Given instruction —
According to the Slave Lodge history below, in what year was a second storey added to the Lodge?

Selected extract —
————————

Iziko Slave Lodge
Slavery in South Africa

The Slave Lodge was the largest slave holding at the Cape until 1806. It housed an average of 476 inmates at a time consisting of slaves, convicts and the mentally ill. In the mid-18th century, about a thousand inmates lived in the Lodge.

 

Previous slave lodges

At the beginning of the VOC period, the Company slaves were housed in the Van Riebeeck Fort. In 1658 a slave lodge, Corenhoop (meaning maize heap/grain store) was completed as part of the Fort’s outbuildings and 98 slaves moved into this lodge on 29 May of that year.

 

A slave lodge was also built next to the Company’s Garden, but little is known about it other than by 1669 it had become dilapidated and had to be re-built. It was soon too small and some of the slaves had to be housed in the Castle. The Council of Policy under Commander Isbrand Goske (1672-1676) and later under Commander Johan Bax (1676-1678) discussed the construction of a new lodge. On 22 February 1679, the Council approved the construction of the new lodge next to the existing one near the Company Gardens. By 28 July 1679, the slaves housed in the Castle had moved into the new lodge, and when the old lodge burned down on 19 August of that year, the rest of the Company’s slaves also moved into the new lodge.

 

The Slave Lodge

The original structure of the Lodge was completed in 1679. Records show that the Slave Lodge was altered at least seven times. The three drawings show the stages in the development of the Slave Lodge superimposed on a modern map of Cape Town. The first shows the structure of the Lodge as it was circa 1693, the second in 1721 and 1764 and the third in 1767.

 

As can be seen from the drawings, the original structure was a rectangular single storey building facing the Groote Kerk. A second storey was added in 1733.

 

All the rooms opened onto the courtyard, which was the centre of activity. It was the general gathering place where the daily roll was made, and where cooking was done. Leisure and religious activities also took place here. In 1713 a play written by the son of an exile about a ravished slave was performed regularly.

 

Acording to oral sources, religious meetings were also led by a Muslim supervisor in the 1740s.

 

The fountain in the courtyard was fed by a natural stream from Table Mountain, that often flooded the cellar in winter.

 

There were no windows in the building, just barred slits in the walls. Only a few of these slits faced the outside, most of them opening into the courtyard. In 1803, Louis Michel Thibault, the building inspector, reported that the Lodge was so dark inside during the day that he had to use a lantern.

 

The building was altered many times. In 1716 it was enlarged, and in 1732, repairs were undertaken, including replacement of the roof. But by 1751, the building was still in such a poor condition that its demolition was proposed. It was instead repaired again, and was at the same time enlarged. It was now spacious enough to house one thousand slaves. Repairs were undertaken again in 1803.

 

In the course of the 19th and 20th centuries the Slave Lodge was used for government offices, to house the Supreme Court, and in the 1960s as a museum. The building in its present state shares very few features with the building of the slave period.

————————

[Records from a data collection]
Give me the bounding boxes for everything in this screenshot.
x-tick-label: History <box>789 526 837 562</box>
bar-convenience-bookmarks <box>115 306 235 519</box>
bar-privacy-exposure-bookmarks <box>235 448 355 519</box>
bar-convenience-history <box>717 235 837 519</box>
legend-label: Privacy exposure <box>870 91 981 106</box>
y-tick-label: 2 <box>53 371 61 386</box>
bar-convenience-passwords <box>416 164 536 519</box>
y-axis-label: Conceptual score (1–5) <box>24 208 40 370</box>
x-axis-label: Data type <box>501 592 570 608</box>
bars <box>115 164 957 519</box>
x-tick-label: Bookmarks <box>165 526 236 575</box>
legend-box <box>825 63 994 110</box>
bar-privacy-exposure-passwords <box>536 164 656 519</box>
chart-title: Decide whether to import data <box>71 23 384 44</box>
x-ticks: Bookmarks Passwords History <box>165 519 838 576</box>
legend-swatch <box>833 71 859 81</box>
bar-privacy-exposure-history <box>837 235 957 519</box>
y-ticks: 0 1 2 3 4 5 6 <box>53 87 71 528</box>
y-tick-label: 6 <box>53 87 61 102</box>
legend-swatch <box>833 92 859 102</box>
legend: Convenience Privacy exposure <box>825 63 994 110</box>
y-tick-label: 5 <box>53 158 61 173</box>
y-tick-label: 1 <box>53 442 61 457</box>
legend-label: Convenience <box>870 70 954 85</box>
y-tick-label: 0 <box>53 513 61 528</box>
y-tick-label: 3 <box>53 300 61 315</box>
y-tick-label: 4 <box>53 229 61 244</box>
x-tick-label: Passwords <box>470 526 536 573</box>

————————

Output for this exercise —
1733